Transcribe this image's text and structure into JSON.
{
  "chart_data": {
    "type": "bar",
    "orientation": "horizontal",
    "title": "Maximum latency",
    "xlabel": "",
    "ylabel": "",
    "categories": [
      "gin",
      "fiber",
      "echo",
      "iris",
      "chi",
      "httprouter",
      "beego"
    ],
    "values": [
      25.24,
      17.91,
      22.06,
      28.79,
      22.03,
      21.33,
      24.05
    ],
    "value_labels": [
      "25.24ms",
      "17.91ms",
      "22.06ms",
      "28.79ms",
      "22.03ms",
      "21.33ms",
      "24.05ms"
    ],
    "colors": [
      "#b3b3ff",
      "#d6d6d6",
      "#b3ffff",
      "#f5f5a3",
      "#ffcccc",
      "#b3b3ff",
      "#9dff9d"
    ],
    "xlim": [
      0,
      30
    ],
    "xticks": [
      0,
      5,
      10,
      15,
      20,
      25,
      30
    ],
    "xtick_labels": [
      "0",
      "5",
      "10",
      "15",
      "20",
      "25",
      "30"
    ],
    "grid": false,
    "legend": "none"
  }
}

Instructions for the task
Exactly reproduce every record.

Response
Transcribe this image's text and structure into JSON.
{
  "chart_data": {
    "type": "bar",
    "orientation": "horizontal",
    "title": "Maximum latency",
    "xlabel": "",
    "ylabel": "",
    "categories": [
      "gin",
      "fiber",
      "echo",
      "iris",
      "chi",
      "httprouter",
      "beego"
    ],
    "values": [
      25.24,
      17.91,
      22.06,
      28.79,
      22.03,
      21.33,
      24.05
    ],
    "value_labels": [
      "25.24ms",
      "17.91ms",
      "22.06ms",
      "28.79ms",
      "22.03ms",
      "21.33ms",
      "24.05ms"
    ],
    "colors": [
      "#b3b3ff",
      "#d6d6d6",
      "#b3ffff",
      "#f5f5a3",
      "#ffcccc",
      "#b3b3ff",
      "#9dff9d"
    ],
    "xlim": [
      0,
      30
    ],
    "xticks": [
      0,
      5,
      10,
      15,
      20,
      25,
      30
    ],
    "xtick_labels": [
      "0",
      "5",
      "10",
      "15",
      "20",
      "25",
      "30"
    ],
    "grid": false,
    "legend": "none"
  }
}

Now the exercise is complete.